| REQUIREMENTS |
Copy all the entries word for word, but omit the pictures.

Collection entries

>>>

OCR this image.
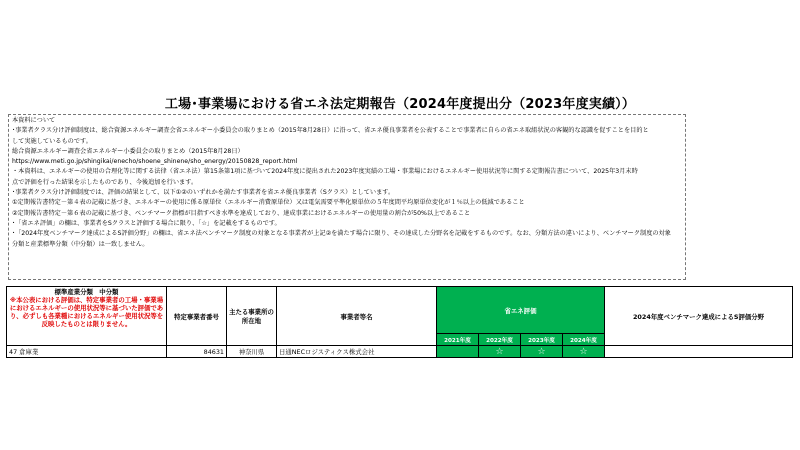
工場･事業場における省エネ法定期報告（2024年度提出分（2023年度実績））
本資料について
･事業者クラス分け評価制度は、総合資源エネルギー調査会省エネルギー小委員会の取りまとめ（2015年8月28日）に沿って、省エネ優良事業者を公表することで事業者に自らの省エネ取組状況の客観的な認識を促すことを目的と
して実施しているものです。
総合資源エネルギー調査会省エネルギー小委員会の取りまとめ（2015年8月28日）
https://www.meti.go.jp/shingikai/enecho/shoene_shinene/sho_energy/20150828_report.html
・本資料は、エネルギーの使用の合理化等に関する法律（省エネ法）第15条第1項に基づいて2024年度に提出された2023年度実績の工場・事業場におけるエネルギー使用状況等に関する定期報告書について、2025年3月末時
点で評価を行った結果を示したものであり、今後追加を行います。
･事業者クラス分け評価制度では、評価の結果として、以下①②のいずれかを満たす事業者を省エネ優良事業者（Sクラス）としています。
①定期報告書特定－第４表の記載に基づき、エネルギーの使用に係る原単位（エネルギー消費原単位）又は電気需要平準化原単位の５年度間平均原単位変化が１％以上の低減であること
②定期報告書特定－第６表の記載に基づき、ベンチマーク指標が目指すべき水準を達成しており、達成事業におけるエネルギーの使用量の割合が50%以上であること
･「省エネ評価」の欄は、事業者をSクラスと評価する場合に限り、「☆」を記載をするものです。
･「2024年度ベンチマーク達成によるS評価分野」の欄は、省エネ法ベンチマーク制度の対象となる事業者が上記②を満たす場合に限り、その達成した分野名を記載をするものです。なお、分類方法の違いにより、ベンチマーク制度の対象
分類と産業標準分類（中分類）は一致しません。
標準産業分類　中分類
※本公表における評価は、特定事業者の工場・事業場におけるエネルギーの使用状況等に基づいた評価であり、必ずしも各業種におけるエネルギー使用状況等を反映したものとは限りません。	特定事業者番号	主たる事業所の所在地	事業者等名	省エネ評価				2024年度ベンチマーク達成によるS評価分野
				2021年度	2022年度	2023年度	2024年度	
47 倉庫業	84631	神奈川県	日通NECロジスティクス株式会社		☆	☆	☆	
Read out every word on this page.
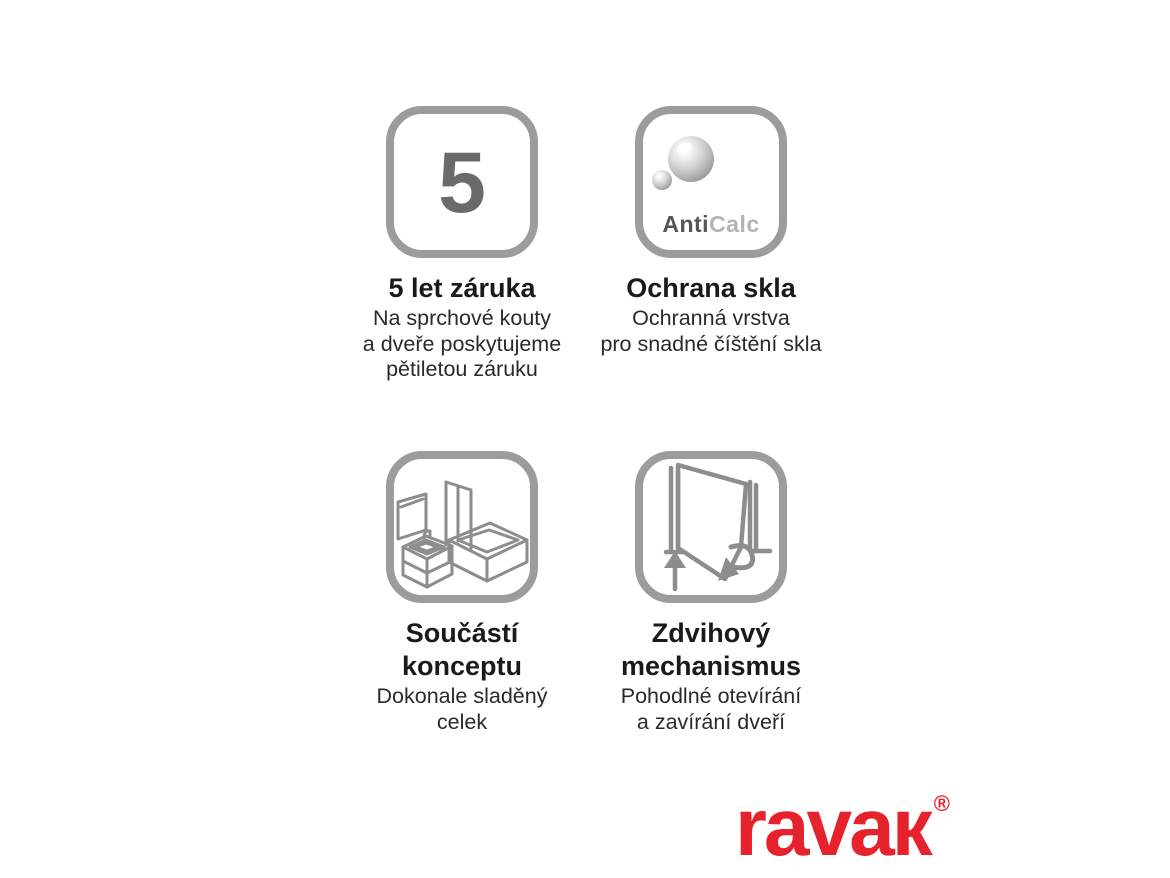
5
5 let záruka
Na sprchové kouty
a dveře poskytujeme
pětiletou záruku
AntiCalc
Ochrana skla
Ochranná vrstva
pro snadné číštění skla
Součástí
konceptu
Dokonale sladěný
celek
Zdvihový
mechanismus
Pohodlné otevírání
a zavírání dveří
ravaк ®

<<<

| EXPECTED ANSWER |
OCR this image.
工場･事業場における省エネ法定期報告（2024年度提出分（2023年度実績））
本資料について
･事業者クラス分け評価制度は、総合資源エネルギー調査会省エネルギー小委員会の取りまとめ（2015年8月28日）に沿って、省エネ優良事業者を公表することで事業者に自らの省エネ取組状況の客観的な認識を促すことを目的と
して実施しているものです。
総合資源エネルギー調査会省エネルギー小委員会の取りまとめ（2015年8月28日）
https://www.meti.go.jp/shingikai/enecho/shoene_shinene/sho_energy/20150828_report.html
・本資料は、エネルギーの使用の合理化等に関する法律（省エネ法）第15条第1項に基づいて2024年度に提出された2023年度実績の工場・事業場におけるエネルギー使用状況等に関する定期報告書について、2025年3月末時
点で評価を行った結果を示したものであり、今後追加を行います。
･事業者クラス分け評価制度では、評価の結果として、以下①②のいずれかを満たす事業者を省エネ優良事業者（Sクラス）としています。
①定期報告書特定－第４表の記載に基づき、エネルギーの使用に係る原単位（エネルギー消費原単位）又は電気需要平準化原単位の５年度間平均原単位変化が１％以上の低減であること
②定期報告書特定－第６表の記載に基づき、ベンチマーク指標が目指すべき水準を達成しており、達成事業におけるエネルギーの使用量の割合が50%以上であること
･「省エネ評価」の欄は、事業者をSクラスと評価する場合に限り、「☆」を記載をするものです。
･「2024年度ベンチマーク達成によるS評価分野」の欄は、省エネ法ベンチマーク制度の対象となる事業者が上記②を満たす場合に限り、その達成した分野名を記載をするものです。なお、分類方法の違いにより、ベンチマーク制度の対象
分類と産業標準分類（中分類）は一致しません。
標準産業分類　中分類
※本公表における評価は、特定事業者の工場・事業場におけるエネルギーの使用状況等に基づいた評価であり、必ずしも各業種におけるエネルギー使用状況等を反映したものとは限りません。	特定事業者番号	主たる事業所の所在地	事業者等名	省エネ評価				2024年度ベンチマーク達成によるS評価分野
				2021年度	2022年度	2023年度	2024年度	
47 倉庫業	84631	神奈川県	日通NECロジスティクス株式会社		☆	☆	☆	
Read out every word on this page.
5
5 let záruka
Na sprchové kouty
a dveře poskytujeme
pětiletou záruku
AntiCalc
Ochrana skla
Ochranná vrstva
pro snadné číštění skla
Součástí
konceptu
Dokonale sladěný
celek
Zdvihový
mechanismus
Pohodlné otevírání
a zavírání dveří
ravaк ®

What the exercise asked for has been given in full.